TASK TO COMPLETE. Switch each "WOODEN" in the lines below to "TIMBER", and write all the lines out again with nothing else changed.

[Dataset excerpt]

※

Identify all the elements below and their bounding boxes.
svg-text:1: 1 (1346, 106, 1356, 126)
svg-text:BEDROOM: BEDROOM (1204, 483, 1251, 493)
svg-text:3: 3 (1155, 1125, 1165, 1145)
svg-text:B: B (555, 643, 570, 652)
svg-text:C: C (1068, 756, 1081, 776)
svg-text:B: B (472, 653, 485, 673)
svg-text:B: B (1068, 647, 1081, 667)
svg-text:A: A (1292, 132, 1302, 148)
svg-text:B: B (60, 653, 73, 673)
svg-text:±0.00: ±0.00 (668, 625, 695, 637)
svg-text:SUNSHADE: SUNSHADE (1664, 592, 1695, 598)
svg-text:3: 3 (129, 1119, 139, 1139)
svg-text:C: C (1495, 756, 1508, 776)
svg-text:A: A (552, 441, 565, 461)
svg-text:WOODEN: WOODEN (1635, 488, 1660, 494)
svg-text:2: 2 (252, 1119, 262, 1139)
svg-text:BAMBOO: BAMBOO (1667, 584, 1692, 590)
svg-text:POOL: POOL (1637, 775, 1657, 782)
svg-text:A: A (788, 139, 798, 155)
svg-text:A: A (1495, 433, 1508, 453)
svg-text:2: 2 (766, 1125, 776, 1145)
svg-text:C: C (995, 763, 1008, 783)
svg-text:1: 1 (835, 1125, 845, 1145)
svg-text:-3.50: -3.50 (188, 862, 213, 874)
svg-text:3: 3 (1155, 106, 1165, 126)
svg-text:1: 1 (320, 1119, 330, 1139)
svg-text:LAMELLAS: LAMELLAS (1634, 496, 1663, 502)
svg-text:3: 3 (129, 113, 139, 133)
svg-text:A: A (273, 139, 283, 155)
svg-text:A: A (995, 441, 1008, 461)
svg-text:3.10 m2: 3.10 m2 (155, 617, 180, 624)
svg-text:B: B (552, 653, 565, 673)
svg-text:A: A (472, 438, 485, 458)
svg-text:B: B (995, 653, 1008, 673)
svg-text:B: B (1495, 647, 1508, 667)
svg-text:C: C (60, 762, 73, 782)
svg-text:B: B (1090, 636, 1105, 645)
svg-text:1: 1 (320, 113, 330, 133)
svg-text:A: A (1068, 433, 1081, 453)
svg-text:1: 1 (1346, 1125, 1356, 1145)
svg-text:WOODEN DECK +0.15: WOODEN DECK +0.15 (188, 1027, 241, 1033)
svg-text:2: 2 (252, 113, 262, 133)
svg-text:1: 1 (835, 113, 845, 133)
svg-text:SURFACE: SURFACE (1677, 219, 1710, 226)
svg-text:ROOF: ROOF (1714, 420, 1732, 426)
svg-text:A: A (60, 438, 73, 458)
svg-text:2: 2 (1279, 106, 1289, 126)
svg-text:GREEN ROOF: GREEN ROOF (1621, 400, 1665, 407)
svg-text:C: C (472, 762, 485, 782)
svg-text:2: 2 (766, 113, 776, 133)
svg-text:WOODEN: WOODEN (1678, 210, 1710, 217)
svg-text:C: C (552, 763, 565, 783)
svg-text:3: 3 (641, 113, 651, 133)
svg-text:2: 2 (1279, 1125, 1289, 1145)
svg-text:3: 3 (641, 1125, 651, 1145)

※

EXPECTED ANSWER.
Identify all the elements below and their bounding boxes.
svg-text:1: 1 (1346, 106, 1356, 126)
svg-text:BEDROOM: BEDROOM (1204, 483, 1251, 493)
svg-text:3: 3 (1155, 1125, 1165, 1145)
svg-text:B: B (555, 643, 570, 652)
svg-text:C: C (1068, 756, 1081, 776)
svg-text:B: B (472, 653, 485, 673)
svg-text:B: B (1068, 647, 1081, 667)
svg-text:A: A (1292, 132, 1302, 148)
svg-text:B: B (60, 653, 73, 673)
svg-text:±0.00: ±0.00 (668, 625, 695, 637)
svg-text:SUNSHADE: SUNSHADE (1664, 592, 1695, 598)
svg-text:3: 3 (129, 1119, 139, 1139)
svg-text:C: C (1495, 756, 1508, 776)
svg-text:A: A (552, 441, 565, 461)
svg-text:TIMBER: TIMBER (1635, 488, 1660, 494)
svg-text:2: 2 (252, 1119, 262, 1139)
svg-text:BAMBOO: BAMBOO (1667, 584, 1692, 590)
svg-text:POOL: POOL (1637, 775, 1657, 782)
svg-text:A: A (788, 139, 798, 155)
svg-text:A: A (1495, 433, 1508, 453)
svg-text:2: 2 (766, 1125, 776, 1145)
svg-text:C: C (995, 763, 1008, 783)
svg-text:1: 1 (835, 1125, 845, 1145)
svg-text:-3.50: -3.50 (188, 862, 213, 874)
svg-text:3: 3 (1155, 106, 1165, 126)
svg-text:1: 1 (320, 1119, 330, 1139)
svg-text:LAMELLAS: LAMELLAS (1634, 496, 1663, 502)
svg-text:3: 3 (129, 113, 139, 133)
svg-text:A: A (273, 139, 283, 155)
svg-text:A: A (995, 441, 1008, 461)
svg-text:3.10 m2: 3.10 m2 (155, 617, 180, 624)
svg-text:B: B (552, 653, 565, 673)
svg-text:A: A (472, 438, 485, 458)
svg-text:B: B (995, 653, 1008, 673)
svg-text:B: B (1495, 647, 1508, 667)
svg-text:C: C (60, 762, 73, 782)
svg-text:B: B (1090, 636, 1105, 645)
svg-text:1: 1 (320, 113, 330, 133)
svg-text:A: A (1068, 433, 1081, 453)
svg-text:1: 1 (1346, 1125, 1356, 1145)
svg-text:TIMBER DECK +0.15: TIMBER DECK +0.15 (188, 1027, 241, 1033)
svg-text:2: 2 (252, 113, 262, 133)
svg-text:1: 1 (835, 113, 845, 133)
svg-text:SURFACE: SURFACE (1677, 219, 1710, 226)
svg-text:ROOF: ROOF (1714, 420, 1732, 426)
svg-text:A: A (60, 438, 73, 458)
svg-text:2: 2 (1279, 106, 1289, 126)
svg-text:GREEN ROOF: GREEN ROOF (1621, 400, 1665, 407)
svg-text:C: C (472, 762, 485, 782)
svg-text:2: 2 (766, 113, 776, 133)
svg-text:TIMBER: TIMBER (1678, 210, 1710, 217)
svg-text:C: C (552, 763, 565, 783)
svg-text:3: 3 (641, 113, 651, 133)
svg-text:2: 2 (1279, 1125, 1289, 1145)
svg-text:3: 3 (641, 1125, 651, 1145)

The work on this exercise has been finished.